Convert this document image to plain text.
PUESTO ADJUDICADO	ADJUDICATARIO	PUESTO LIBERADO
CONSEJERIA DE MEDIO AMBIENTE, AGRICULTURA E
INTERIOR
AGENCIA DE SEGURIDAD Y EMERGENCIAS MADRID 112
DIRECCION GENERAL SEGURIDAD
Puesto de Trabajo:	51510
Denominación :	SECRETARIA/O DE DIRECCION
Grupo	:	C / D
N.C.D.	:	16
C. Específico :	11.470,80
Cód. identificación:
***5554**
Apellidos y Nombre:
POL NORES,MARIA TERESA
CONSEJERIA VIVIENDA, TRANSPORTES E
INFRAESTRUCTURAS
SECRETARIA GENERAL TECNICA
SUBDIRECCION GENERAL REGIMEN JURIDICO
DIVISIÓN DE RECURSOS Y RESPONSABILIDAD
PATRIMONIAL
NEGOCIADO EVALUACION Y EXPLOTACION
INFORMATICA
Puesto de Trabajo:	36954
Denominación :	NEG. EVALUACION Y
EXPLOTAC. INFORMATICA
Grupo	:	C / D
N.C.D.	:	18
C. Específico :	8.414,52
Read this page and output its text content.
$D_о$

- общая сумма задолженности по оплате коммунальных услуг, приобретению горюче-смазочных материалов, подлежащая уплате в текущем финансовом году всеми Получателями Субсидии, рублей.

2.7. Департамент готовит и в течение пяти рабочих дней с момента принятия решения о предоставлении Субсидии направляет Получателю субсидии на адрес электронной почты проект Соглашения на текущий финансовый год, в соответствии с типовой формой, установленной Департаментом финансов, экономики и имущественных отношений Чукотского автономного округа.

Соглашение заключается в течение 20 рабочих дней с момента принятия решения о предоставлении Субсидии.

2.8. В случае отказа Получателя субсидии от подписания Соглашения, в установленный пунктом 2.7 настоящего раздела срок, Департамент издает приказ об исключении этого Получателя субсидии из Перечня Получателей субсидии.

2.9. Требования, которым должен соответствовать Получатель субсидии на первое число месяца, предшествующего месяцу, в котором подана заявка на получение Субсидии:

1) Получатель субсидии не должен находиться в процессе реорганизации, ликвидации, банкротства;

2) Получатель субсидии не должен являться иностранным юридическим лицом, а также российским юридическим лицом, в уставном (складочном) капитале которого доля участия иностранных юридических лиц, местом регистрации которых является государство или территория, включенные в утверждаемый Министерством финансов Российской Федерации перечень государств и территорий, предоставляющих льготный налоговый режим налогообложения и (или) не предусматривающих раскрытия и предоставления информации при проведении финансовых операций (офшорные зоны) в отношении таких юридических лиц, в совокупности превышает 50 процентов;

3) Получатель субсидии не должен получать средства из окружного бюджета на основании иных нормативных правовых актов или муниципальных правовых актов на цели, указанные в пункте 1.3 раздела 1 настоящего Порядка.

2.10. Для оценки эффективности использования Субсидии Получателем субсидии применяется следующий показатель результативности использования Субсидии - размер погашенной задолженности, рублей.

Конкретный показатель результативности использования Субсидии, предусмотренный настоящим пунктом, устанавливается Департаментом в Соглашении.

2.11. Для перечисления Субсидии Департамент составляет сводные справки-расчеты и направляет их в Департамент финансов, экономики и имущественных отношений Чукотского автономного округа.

> **Instructions for the task**
Identify every line above with the string "предоставлении" in it. Copy those lines.

> **Problem solution**
2.7. Департамент готовит и в течение пяти рабочих дней с момента принятия решения о предоставлении Субсидии направляет Получателю субсидии на адрес электронной почты проект Соглашения на текущий финансовый год, в соответствии с типовой формой, установленной Департаментом финансов, экономики и имущественных отношений Чукотского автономного округа.
Соглашение заключается в течение 20 рабочих дней с момента принятия решения о предоставлении Субсидии.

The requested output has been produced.